Exact reproduction of the data is required, with images excluded.

__MATERIAL FOR THE TASK__

──────────────────────────────

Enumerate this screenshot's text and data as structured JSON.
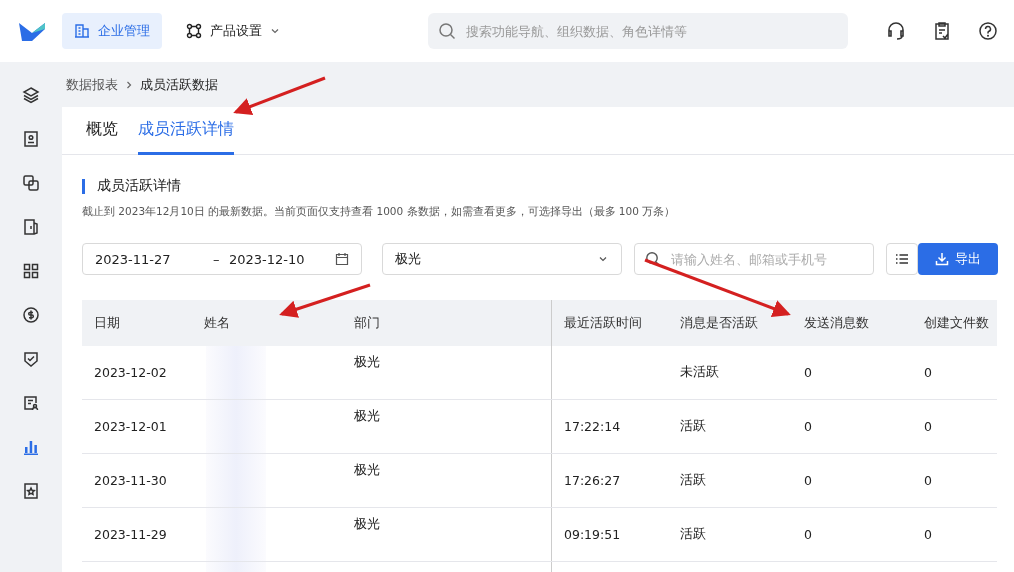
{
  "topbar": {
    "nav": [
      {
        "label": "企业管理",
        "selected": true,
        "kind": "building"
      },
      {
        "label": "产品设置",
        "selected": false,
        "kind": "settings"
      }
    ],
    "search": {
      "placeholder": "搜索功能导航、组织数据、角色详情等"
    }
  },
  "sidebar": {
    "items": [
      {
        "kind": "layers",
        "selected": false
      },
      {
        "kind": "contacts",
        "selected": false
      },
      {
        "kind": "copy",
        "selected": false
      },
      {
        "kind": "door",
        "selected": false
      },
      {
        "kind": "grid",
        "selected": false
      },
      {
        "kind": "dollar",
        "selected": false
      },
      {
        "kind": "shield",
        "selected": false
      },
      {
        "kind": "form",
        "selected": false
      },
      {
        "kind": "chart",
        "selected": true
      },
      {
        "kind": "star",
        "selected": false
      }
    ]
  },
  "breadcrumb": [
    "数据报表",
    "成员活跃数据"
  ],
  "tabs": [
    {
      "label": "概览",
      "selected": false
    },
    {
      "label": "成员活跃详情",
      "selected": true
    }
  ],
  "section": {
    "title": "成员活跃详情",
    "note": "截止到 2023年12月10日 的最新数据。当前页面仅支持查看 1000 条数据，如需查看更多，可选择导出（最多 100 万条）"
  },
  "filters": {
    "date_start": "2023-11-27",
    "date_separator": "–",
    "date_end": "2023-12-10",
    "department": "极光",
    "search_placeholder": "请输入姓名、邮箱或手机号",
    "export_label": "导出"
  },
  "table": {
    "columns": [
      "日期",
      "姓名",
      "部门",
      "最近活跃时间",
      "消息是否活跃",
      "发送消息数",
      "创建文件数"
    ],
    "rows": [
      {
        "date": "2023-12-02",
        "department": "极光",
        "last_active": "",
        "message_active": "未活跃",
        "messages_sent": "0",
        "files_created": "0"
      },
      {
        "date": "2023-12-01",
        "department": "极光",
        "last_active": "17:22:14",
        "message_active": "活跃",
        "messages_sent": "0",
        "files_created": "0"
      },
      {
        "date": "2023-11-30",
        "department": "极光",
        "last_active": "17:26:27",
        "message_active": "活跃",
        "messages_sent": "0",
        "files_created": "0"
      },
      {
        "date": "2023-11-29",
        "department": "极光",
        "last_active": "09:19:51",
        "message_active": "活跃",
        "messages_sent": "0",
        "files_created": "0"
      }
    ]
  }
}
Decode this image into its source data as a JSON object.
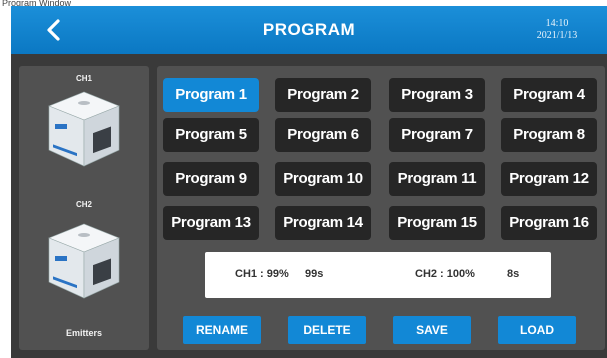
{
  "caption": "Program Window",
  "header": {
    "title": "PROGRAM",
    "time": "14:10",
    "date": "2021/1/13",
    "back_icon": "chevron-left-icon",
    "color": "#0f83cf"
  },
  "left": {
    "ch1_label": "CH1",
    "ch2_label": "CH2",
    "emitters_label": "Emitters"
  },
  "programs": [
    {
      "label": "Program 1",
      "selected": true
    },
    {
      "label": "Program 2"
    },
    {
      "label": "Program 3"
    },
    {
      "label": "Program 4"
    },
    {
      "label": "Program 5"
    },
    {
      "label": "Program 6"
    },
    {
      "label": "Program 7"
    },
    {
      "label": "Program 8"
    },
    {
      "label": "Program 9"
    },
    {
      "label": "Program 10"
    },
    {
      "label": "Program 11"
    },
    {
      "label": "Program 12"
    },
    {
      "label": "Program 13"
    },
    {
      "label": "Program 14"
    },
    {
      "label": "Program 15"
    },
    {
      "label": "Program 16"
    }
  ],
  "status": {
    "ch1": "CH1 : 99%",
    "ch1_time": "99s",
    "ch2": "CH2 : 100%",
    "ch2_time": "8s"
  },
  "actions": {
    "rename": "RENAME",
    "delete": "DELETE",
    "save": "SAVE",
    "load": "LOAD"
  },
  "colors": {
    "accent": "#1288d6",
    "button_dark": "#262626",
    "panel": "#515151",
    "background": "#3a3a3a"
  }
}
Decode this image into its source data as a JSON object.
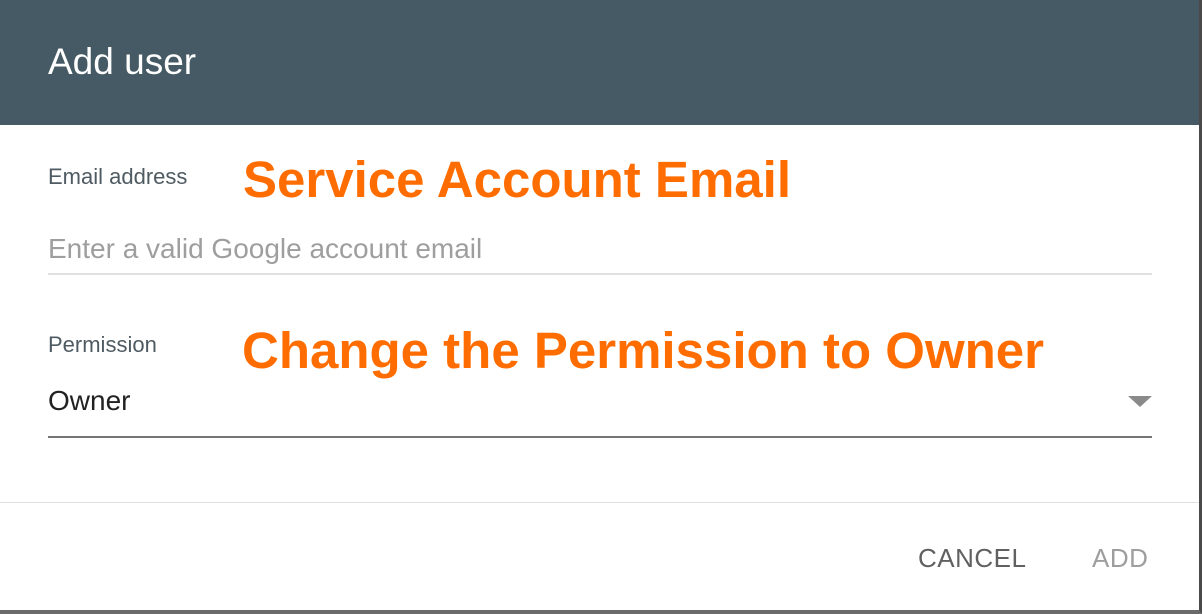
{
  "dialog": {
    "title": "Add user"
  },
  "email_field": {
    "label": "Email address",
    "placeholder": "Enter a valid Google account email",
    "value": ""
  },
  "permission_field": {
    "label": "Permission",
    "selected": "Owner",
    "dropdown_icon": "arrow-drop-down-icon"
  },
  "annotations": {
    "email_note": "Service Account Email",
    "permission_note": "Change the Permission to Owner",
    "color": "#ff6d00"
  },
  "actions": {
    "cancel_label": "CANCEL",
    "add_label": "ADD"
  },
  "colors": {
    "header_bg": "#455a64",
    "header_text": "#ffffff"
  }
}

──────────────────────────────

__OUTPUT FOR THIS TASK__
Enumerate this screenshot's text and data as structured JSON.
{
  "topbar": {
    "nav": [
      {
        "label": "企业管理",
        "selected": true,
        "kind": "building"
      },
      {
        "label": "产品设置",
        "selected": false,
        "kind": "settings"
      }
    ],
    "search": {
      "placeholder": "搜索功能导航、组织数据、角色详情等"
    }
  },
  "sidebar": {
    "items": [
      {
        "kind": "layers",
        "selected": false
      },
      {
        "kind": "contacts",
        "selected": false
      },
      {
        "kind": "copy",
        "selected": false
      },
      {
        "kind": "door",
        "selected": false
      },
      {
        "kind": "grid",
        "selected": false
      },
      {
        "kind": "dollar",
        "selected": false
      },
      {
        "kind": "shield",
        "selected": false
      },
      {
        "kind": "form",
        "selected": false
      },
      {
        "kind": "chart",
        "selected": true
      },
      {
        "kind": "star",
        "selected": false
      }
    ]
  },
  "breadcrumb": [
    "数据报表",
    "成员活跃数据"
  ],
  "tabs": [
    {
      "label": "概览",
      "selected": false
    },
    {
      "label": "成员活跃详情",
      "selected": true
    }
  ],
  "section": {
    "title": "成员活跃详情",
    "note": "截止到 2023年12月10日 的最新数据。当前页面仅支持查看 1000 条数据，如需查看更多，可选择导出（最多 100 万条）"
  },
  "filters": {
    "date_start": "2023-11-27",
    "date_separator": "–",
    "date_end": "2023-12-10",
    "department": "极光",
    "search_placeholder": "请输入姓名、邮箱或手机号",
    "export_label": "导出"
  },
  "table": {
    "columns": [
      "日期",
      "姓名",
      "部门",
      "最近活跃时间",
      "消息是否活跃",
      "发送消息数",
      "创建文件数"
    ],
    "rows": [
      {
        "date": "2023-12-02",
        "department": "极光",
        "last_active": "",
        "message_active": "未活跃",
        "messages_sent": "0",
        "files_created": "0"
      },
      {
        "date": "2023-12-01",
        "department": "极光",
        "last_active": "17:22:14",
        "message_active": "活跃",
        "messages_sent": "0",
        "files_created": "0"
      },
      {
        "date": "2023-11-30",
        "department": "极光",
        "last_active": "17:26:27",
        "message_active": "活跃",
        "messages_sent": "0",
        "files_created": "0"
      },
      {
        "date": "2023-11-29",
        "department": "极光",
        "last_active": "09:19:51",
        "message_active": "活跃",
        "messages_sent": "0",
        "files_created": "0"
      }
    ]
  }
}
Decode this image into its source data as a JSON object.
{
  "caption": "Program Window",
  "header": {
    "title": "PROGRAM",
    "time": "14:10",
    "date": "2021/1/13",
    "back_icon": "chevron-left-icon",
    "color": "#0f83cf"
  },
  "left": {
    "ch1_label": "CH1",
    "ch2_label": "CH2",
    "emitters_label": "Emitters"
  },
  "programs": [
    {
      "label": "Program 1",
      "selected": true
    },
    {
      "label": "Program 2"
    },
    {
      "label": "Program 3"
    },
    {
      "label": "Program 4"
    },
    {
      "label": "Program 5"
    },
    {
      "label": "Program 6"
    },
    {
      "label": "Program 7"
    },
    {
      "label": "Program 8"
    },
    {
      "label": "Program 9"
    },
    {
      "label": "Program 10"
    },
    {
      "label": "Program 11"
    },
    {
      "label": "Program 12"
    },
    {
      "label": "Program 13"
    },
    {
      "label": "Program 14"
    },
    {
      "label": "Program 15"
    },
    {
      "label": "Program 16"
    }
  ],
  "status": {
    "ch1": "CH1 : 99%",
    "ch1_time": "99s",
    "ch2": "CH2 : 100%",
    "ch2_time": "8s"
  },
  "actions": {
    "rename": "RENAME",
    "delete": "DELETE",
    "save": "SAVE",
    "load": "LOAD"
  },
  "colors": {
    "accent": "#1288d6",
    "button_dark": "#262626",
    "panel": "#515151",
    "background": "#3a3a3a"
  }
}
Decode this image into its source data as a JSON object.
{
  "dialog": {
    "title": "Add user"
  },
  "email_field": {
    "label": "Email address",
    "placeholder": "Enter a valid Google account email",
    "value": ""
  },
  "permission_field": {
    "label": "Permission",
    "selected": "Owner",
    "dropdown_icon": "arrow-drop-down-icon"
  },
  "annotations": {
    "email_note": "Service Account Email",
    "permission_note": "Change the Permission to Owner",
    "color": "#ff6d00"
  },
  "actions": {
    "cancel_label": "CANCEL",
    "add_label": "ADD"
  },
  "colors": {
    "header_bg": "#455a64",
    "header_text": "#ffffff"
  }
}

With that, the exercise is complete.